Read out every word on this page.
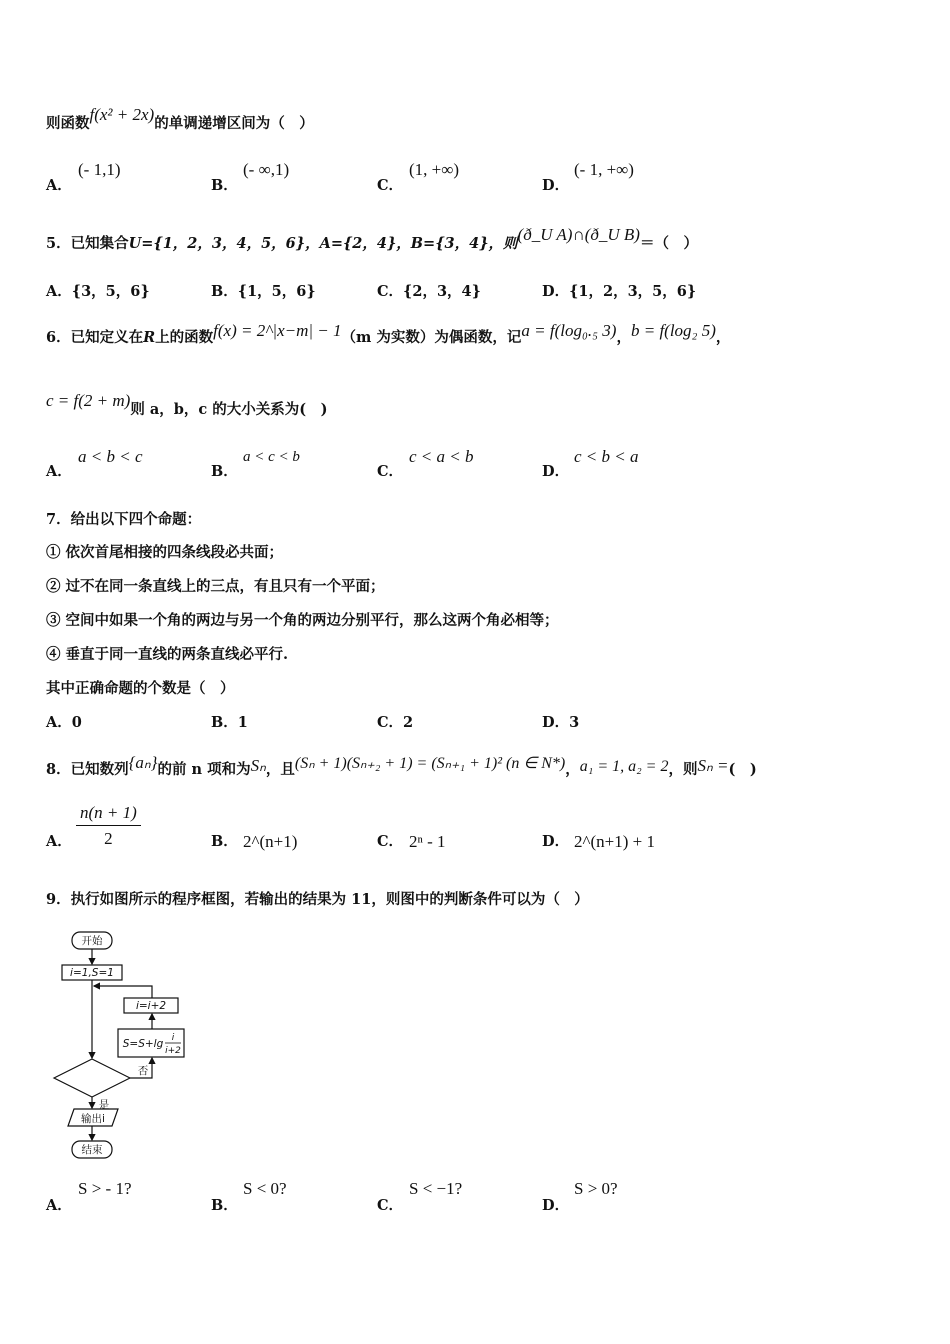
则函数f(x² + 2x)的单调递增区间为（　）
A．
(- 1,1)
B．
(- ∞,1)
C．
(1, +∞)
D．
(- 1, +∞)
5．已知集合U={1，2，3，4，5，6}，A={2，4}，B={3，4}，则(ð_U A)∩(ð_U B)＝（　）
A．{3，5，6}	B．{1，5，6}	C．{2，3，4}	D．{1，2，3，5，6}
6．已知定义在R上的函数f(x) = 2^|x−m| − 1（m 为实数）为偶函数，记a = f(log₀.₅ 3)，b = f(log₂ 5)，
c = f(2 + m)则 a，b，c 的大小关系为(　)
A．
a < b < c
B．
a < c < b
C．
c < a < b
D．
c < b < a
7．给出以下四个命题：
① 依次首尾相接的四条线段必共面；
② 过不在同一条直线上的三点，有且只有一个平面；
③ 空间中如果一个角的两边与另一个角的两边分别平行，那么这两个角必相等；
④ 垂直于同一直线的两条直线必平行.
其中正确命题的个数是（　）
A．0	B．1	C．2	D．3
8．已知数列{aₙ}的前 n 项和为Sₙ，且(Sₙ + 1)(Sₙ₊₂ + 1) = (Sₙ₊₁ + 1)² (n ∈ N*)，a₁ = 1, a₂ = 2，则Sₙ =(　)
A． $\frac{n(n + 1)}{2}$	B． 2^(n+1)	C． 2ⁿ - 1	D． 2^(n+1) + 1
9．执行如图所示的程序框图，若输出的结果为 11，则图中的判断条件可以为（　）
开始
i=1,S=1
i=i+2
S=S+lg i
i+2
否
是
输出i
结束
A．
S > - 1?
B．
S < 0?
C．
S < −1?
D．
S > 0?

* The problem *
Pictures in the records above should not be copied. Repeat everything else exactly.

* Response to this task *
Read out every word on this page.
则函数f(x² + 2x)的单调递增区间为（　）
A．
(- 1,1)
B．
(- ∞,1)
C．
(1, +∞)
D．
(- 1, +∞)
5．已知集合U={1，2，3，4，5，6}，A={2，4}，B={3，4}，则(ð_U A)∩(ð_U B)＝（　）
A．{3，5，6}	B．{1，5，6}	C．{2，3，4}	D．{1，2，3，5，6}
6．已知定义在R上的函数f(x) = 2^|x−m| − 1（m 为实数）为偶函数，记a = f(log₀.₅ 3)，b = f(log₂ 5)，
c = f(2 + m)则 a，b，c 的大小关系为(　)
A．
a < b < c
B．
a < c < b
C．
c < a < b
D．
c < b < a
7．给出以下四个命题：
① 依次首尾相接的四条线段必共面；
② 过不在同一条直线上的三点，有且只有一个平面；
③ 空间中如果一个角的两边与另一个角的两边分别平行，那么这两个角必相等；
④ 垂直于同一直线的两条直线必平行.
其中正确命题的个数是（　）
A．0	B．1	C．2	D．3
8．已知数列{aₙ}的前 n 项和为Sₙ，且(Sₙ + 1)(Sₙ₊₂ + 1) = (Sₙ₊₁ + 1)² (n ∈ N*)，a₁ = 1, a₂ = 2，则Sₙ =(　)
A． $\frac{n(n + 1)}{2}$	B． 2^(n+1)	C． 2ⁿ - 1	D． 2^(n+1) + 1
9．执行如图所示的程序框图，若输出的结果为 11，则图中的判断条件可以为（　）
开始
i=1,S=1
i=i+2
S=S+lg i
i+2
否
是
输出i
结束
A．
S > - 1?
B．
S < 0?
C．
S < −1?
D．
S > 0?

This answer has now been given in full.